Text:
+--

UNITED STATES
                       SECURITIES AND EXCHANGE COMMISSION
                             WASHINGTON, D.C. 20549
                                   SCHEDULE TO
                                  (Rule 13e-4)
            TENDER OFFER STATEMENT UNDER SECTION 14(d)(1) OR 13(e)(1)
                     OF THE SECURITIES EXCHANGE ACT OF 1934
                               EMCORE CORPORATION
                       (Name of Subject Company (Issuer))
                               EMCORE CORPORATION
                        (Name of Filing Person (Offeror))

           OPTIONS TO PURCHASE COMMON STOCK, PAR VALUE $.01 PER SHARE,
                         HELD BY CERTAIN OPTION HOLDERS
             UNDER THE EMCORE CORPORATION 2000 STOCK OPTION PLAN AND
               1995 INCENTIVE AND NON-STATUTORY STOCK OPTION PLAN
                         (Title of Class of Securities)

                                    290846104
                      (CUSIP Number of Class of Securities)
                            (Underlying Common Stock)

                                Thomas G. Werthan
                               EMCORE Corporation
                                145 Belmont Drive
                               Somerset, NJ 08873
                                 (732) 271-9090

      (Name, address and telephone number of person authorized to receive
notices and communications on behalf of filing person)

+--

Task list:
A – Copy out the listings, starting at their first line and ending at the line containing "brand-logo-secondary: scientific (490, 103, 521, 113)".
B – Proceed with the EMCORE Schedule TO cover page from its last line.
The Schedule TO cover page and the listings come from unrelated sources.

(Annotated region listings)
+--

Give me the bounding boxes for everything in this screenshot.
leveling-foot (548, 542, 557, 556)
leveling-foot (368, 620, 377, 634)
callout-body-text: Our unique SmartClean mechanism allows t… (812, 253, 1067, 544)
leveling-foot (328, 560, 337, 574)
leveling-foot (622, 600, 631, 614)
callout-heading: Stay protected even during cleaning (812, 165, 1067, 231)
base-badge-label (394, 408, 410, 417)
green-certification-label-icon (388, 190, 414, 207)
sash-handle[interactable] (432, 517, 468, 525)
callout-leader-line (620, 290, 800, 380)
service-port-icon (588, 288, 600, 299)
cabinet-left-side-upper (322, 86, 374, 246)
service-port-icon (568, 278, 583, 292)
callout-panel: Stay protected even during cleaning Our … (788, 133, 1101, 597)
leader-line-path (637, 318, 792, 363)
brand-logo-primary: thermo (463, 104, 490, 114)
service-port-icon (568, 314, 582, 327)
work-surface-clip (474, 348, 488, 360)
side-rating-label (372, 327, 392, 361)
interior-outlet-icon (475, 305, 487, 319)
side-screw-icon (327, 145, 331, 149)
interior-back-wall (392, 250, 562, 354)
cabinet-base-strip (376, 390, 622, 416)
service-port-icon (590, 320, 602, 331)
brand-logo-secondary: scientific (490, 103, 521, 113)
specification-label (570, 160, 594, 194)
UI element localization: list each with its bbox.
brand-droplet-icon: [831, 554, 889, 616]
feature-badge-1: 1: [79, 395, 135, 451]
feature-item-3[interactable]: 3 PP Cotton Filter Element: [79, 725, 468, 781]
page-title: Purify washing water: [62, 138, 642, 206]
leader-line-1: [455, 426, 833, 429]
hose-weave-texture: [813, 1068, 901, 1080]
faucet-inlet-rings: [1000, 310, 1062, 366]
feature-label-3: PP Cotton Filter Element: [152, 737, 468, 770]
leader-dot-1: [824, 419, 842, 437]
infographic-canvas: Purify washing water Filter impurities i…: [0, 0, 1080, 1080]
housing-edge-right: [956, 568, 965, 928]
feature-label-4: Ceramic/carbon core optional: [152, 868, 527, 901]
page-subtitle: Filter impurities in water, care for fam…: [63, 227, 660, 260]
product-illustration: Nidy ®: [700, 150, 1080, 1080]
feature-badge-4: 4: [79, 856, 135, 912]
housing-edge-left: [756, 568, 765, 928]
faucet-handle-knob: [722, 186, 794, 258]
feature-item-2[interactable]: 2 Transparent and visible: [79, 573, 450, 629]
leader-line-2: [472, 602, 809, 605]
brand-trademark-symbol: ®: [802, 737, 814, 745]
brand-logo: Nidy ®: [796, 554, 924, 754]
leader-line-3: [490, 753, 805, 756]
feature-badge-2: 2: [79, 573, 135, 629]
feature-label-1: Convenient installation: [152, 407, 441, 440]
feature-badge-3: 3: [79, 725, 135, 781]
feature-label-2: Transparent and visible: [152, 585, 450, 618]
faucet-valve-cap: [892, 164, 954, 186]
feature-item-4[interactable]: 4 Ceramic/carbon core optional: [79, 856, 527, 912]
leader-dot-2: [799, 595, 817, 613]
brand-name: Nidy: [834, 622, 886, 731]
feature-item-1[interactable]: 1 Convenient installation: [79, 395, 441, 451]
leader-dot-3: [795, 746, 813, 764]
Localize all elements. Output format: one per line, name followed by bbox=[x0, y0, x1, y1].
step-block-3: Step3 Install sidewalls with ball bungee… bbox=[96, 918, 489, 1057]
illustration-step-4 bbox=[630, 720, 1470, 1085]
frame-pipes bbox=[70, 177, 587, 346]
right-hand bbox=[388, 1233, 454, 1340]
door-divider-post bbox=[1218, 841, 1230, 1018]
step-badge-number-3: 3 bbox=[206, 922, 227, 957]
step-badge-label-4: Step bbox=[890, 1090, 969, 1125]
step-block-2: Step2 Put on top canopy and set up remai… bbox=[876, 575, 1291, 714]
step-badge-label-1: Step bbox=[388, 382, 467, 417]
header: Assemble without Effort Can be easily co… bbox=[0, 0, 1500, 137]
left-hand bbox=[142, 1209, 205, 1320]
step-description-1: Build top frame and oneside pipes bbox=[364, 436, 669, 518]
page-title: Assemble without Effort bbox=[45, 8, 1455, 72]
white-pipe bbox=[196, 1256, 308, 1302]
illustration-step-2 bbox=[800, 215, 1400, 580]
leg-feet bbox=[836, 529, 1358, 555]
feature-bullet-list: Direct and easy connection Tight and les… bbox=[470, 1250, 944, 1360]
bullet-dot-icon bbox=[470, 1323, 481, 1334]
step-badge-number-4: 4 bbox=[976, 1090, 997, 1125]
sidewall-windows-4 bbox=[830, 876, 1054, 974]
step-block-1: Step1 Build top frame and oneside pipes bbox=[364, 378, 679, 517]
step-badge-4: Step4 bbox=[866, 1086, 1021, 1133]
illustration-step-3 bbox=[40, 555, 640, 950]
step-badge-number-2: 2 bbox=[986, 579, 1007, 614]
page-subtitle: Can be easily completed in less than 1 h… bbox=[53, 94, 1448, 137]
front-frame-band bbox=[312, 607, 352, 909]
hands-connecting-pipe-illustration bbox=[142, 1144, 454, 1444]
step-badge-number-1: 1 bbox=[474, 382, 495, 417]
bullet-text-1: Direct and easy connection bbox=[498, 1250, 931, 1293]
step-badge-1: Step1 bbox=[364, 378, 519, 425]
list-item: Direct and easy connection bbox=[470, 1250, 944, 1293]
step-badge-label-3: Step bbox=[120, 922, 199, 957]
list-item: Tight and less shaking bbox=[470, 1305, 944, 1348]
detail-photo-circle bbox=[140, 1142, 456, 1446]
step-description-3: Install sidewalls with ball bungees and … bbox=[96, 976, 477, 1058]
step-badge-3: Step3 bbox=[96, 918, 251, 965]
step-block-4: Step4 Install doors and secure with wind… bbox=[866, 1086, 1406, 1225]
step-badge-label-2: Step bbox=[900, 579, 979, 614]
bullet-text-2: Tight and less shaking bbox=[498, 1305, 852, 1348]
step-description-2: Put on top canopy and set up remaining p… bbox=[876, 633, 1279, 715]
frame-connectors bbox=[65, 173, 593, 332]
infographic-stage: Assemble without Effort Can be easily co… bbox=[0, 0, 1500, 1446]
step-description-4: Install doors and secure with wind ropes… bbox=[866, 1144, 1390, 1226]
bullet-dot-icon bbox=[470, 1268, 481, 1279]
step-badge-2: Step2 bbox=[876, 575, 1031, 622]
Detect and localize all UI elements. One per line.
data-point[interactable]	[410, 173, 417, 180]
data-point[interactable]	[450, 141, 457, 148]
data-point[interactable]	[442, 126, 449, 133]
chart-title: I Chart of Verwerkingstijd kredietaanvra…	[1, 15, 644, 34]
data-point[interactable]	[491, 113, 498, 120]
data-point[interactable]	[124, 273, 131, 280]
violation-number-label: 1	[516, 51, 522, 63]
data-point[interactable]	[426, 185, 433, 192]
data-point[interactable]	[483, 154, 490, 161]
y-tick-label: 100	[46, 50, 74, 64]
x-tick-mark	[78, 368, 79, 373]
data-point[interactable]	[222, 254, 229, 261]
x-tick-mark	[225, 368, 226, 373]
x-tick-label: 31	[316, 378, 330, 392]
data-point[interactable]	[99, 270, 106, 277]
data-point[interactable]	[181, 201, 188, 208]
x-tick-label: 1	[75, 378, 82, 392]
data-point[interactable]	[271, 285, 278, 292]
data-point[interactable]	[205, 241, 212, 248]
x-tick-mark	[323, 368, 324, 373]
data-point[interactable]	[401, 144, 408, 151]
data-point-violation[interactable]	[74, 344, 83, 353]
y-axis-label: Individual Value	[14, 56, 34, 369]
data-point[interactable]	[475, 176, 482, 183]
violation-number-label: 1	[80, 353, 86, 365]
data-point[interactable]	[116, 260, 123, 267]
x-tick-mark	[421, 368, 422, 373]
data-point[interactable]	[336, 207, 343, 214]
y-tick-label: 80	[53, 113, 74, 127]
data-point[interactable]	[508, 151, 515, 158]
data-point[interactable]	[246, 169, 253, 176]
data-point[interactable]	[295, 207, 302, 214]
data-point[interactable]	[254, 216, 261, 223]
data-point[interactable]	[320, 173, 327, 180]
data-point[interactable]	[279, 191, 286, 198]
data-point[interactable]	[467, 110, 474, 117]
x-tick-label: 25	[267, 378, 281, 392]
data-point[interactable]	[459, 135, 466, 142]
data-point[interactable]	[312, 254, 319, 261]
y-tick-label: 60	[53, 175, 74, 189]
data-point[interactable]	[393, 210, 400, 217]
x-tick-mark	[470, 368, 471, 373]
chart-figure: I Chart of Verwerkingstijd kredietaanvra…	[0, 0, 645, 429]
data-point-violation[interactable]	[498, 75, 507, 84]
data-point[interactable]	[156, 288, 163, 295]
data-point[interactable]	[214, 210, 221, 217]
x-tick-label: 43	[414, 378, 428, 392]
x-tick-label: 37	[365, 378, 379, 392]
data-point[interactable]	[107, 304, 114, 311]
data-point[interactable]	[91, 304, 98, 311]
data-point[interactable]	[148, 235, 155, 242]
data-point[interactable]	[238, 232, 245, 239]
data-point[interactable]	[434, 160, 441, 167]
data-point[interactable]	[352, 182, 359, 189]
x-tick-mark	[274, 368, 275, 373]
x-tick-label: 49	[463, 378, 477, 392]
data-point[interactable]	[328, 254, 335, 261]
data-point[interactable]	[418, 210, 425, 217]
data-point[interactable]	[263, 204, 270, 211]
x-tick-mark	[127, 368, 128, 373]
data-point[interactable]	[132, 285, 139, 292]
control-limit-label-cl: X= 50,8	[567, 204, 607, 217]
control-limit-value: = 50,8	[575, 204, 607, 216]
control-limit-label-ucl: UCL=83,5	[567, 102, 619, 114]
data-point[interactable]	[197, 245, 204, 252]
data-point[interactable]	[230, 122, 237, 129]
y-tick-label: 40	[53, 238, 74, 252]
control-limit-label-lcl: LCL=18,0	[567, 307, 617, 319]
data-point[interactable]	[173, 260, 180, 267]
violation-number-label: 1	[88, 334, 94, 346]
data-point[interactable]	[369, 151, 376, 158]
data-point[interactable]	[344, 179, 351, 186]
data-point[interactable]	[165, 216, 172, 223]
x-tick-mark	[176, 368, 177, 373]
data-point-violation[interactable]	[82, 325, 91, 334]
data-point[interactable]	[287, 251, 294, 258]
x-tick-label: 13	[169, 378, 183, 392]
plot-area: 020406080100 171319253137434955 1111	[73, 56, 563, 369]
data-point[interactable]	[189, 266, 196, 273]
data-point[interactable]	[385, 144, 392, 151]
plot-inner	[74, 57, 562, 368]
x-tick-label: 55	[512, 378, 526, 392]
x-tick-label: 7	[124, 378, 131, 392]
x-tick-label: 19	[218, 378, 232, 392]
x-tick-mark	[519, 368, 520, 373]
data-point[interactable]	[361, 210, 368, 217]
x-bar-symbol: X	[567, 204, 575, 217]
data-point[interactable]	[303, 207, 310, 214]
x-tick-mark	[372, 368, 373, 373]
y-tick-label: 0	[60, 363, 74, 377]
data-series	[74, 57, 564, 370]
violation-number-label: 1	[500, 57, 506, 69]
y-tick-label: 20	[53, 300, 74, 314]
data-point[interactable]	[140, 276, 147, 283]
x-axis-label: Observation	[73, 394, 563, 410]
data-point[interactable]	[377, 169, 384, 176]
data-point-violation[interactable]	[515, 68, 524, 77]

+--

Responses for each task:
A –
Give me the bounding boxes for everything in this screenshot.
leveling-foot (548, 542, 557, 556)
leveling-foot (368, 620, 377, 634)
callout-body-text: Our unique SmartClean mechanism allows t… (812, 253, 1067, 544)
leveling-foot (328, 560, 337, 574)
leveling-foot (622, 600, 631, 614)
callout-heading: Stay protected even during cleaning (812, 165, 1067, 231)
base-badge-label (394, 408, 410, 417)
green-certification-label-icon (388, 190, 414, 207)
sash-handle[interactable] (432, 517, 468, 525)
callout-leader-line (620, 290, 800, 380)
service-port-icon (588, 288, 600, 299)
cabinet-left-side-upper (322, 86, 374, 246)
service-port-icon (568, 278, 583, 292)
callout-panel: Stay protected even during cleaning Our … (788, 133, 1101, 597)
leader-line-path (637, 318, 792, 363)
brand-logo-primary: thermo (463, 104, 490, 114)
service-port-icon (568, 314, 582, 327)
work-surface-clip (474, 348, 488, 360)
side-rating-label (372, 327, 392, 361)
interior-outlet-icon (475, 305, 487, 319)
side-screw-icon (327, 145, 331, 149)
interior-back-wall (392, 250, 562, 354)
cabinet-base-strip (376, 390, 622, 416)
service-port-icon (590, 320, 602, 331)
brand-logo-secondary: scientific (490, 103, 521, 113)

B –
                            Calculation of Filing Fee

             Transaction Valuation*           Amount of Filing Fee
                   $6,486,305                         $597
                   ==========                         ====

*Calculated solely for purposes of determining the filing fee. This amount
assumes that options to purchase 3,450,162 shares of common stock of EMCORE
Corporation, having an aggregate value of $1.88 as of September 23, 2002, will
be exchanged pursuant to this offer. The aggregate value of such options was
calculated based on the current market price of the shares of common stock
subject to such options. The amount of the filing fee, calculated in accordance
with Rule 0-11 of the Securities Exchange Act of 1934, as amended, equals
..000092 of the value of the transaction.

[_]  Check the box if any part of the fee is offset as provided by Rule
     0-11(a)(2) and identify the filing with which the offsetting fee was
     previously paid. Identify the previous filing by registration statement
     number, or the Form or Schedule and the date of its filing.

         Amount Previously Paid: Not applicable.
         Form or Registration No.: Not applicable.
         Filing party: Not applicable.
         Date filed: Not applicable.

[_]  Check the box if the filing relates solely to preliminary communications
     made before the commencement of a tender offer.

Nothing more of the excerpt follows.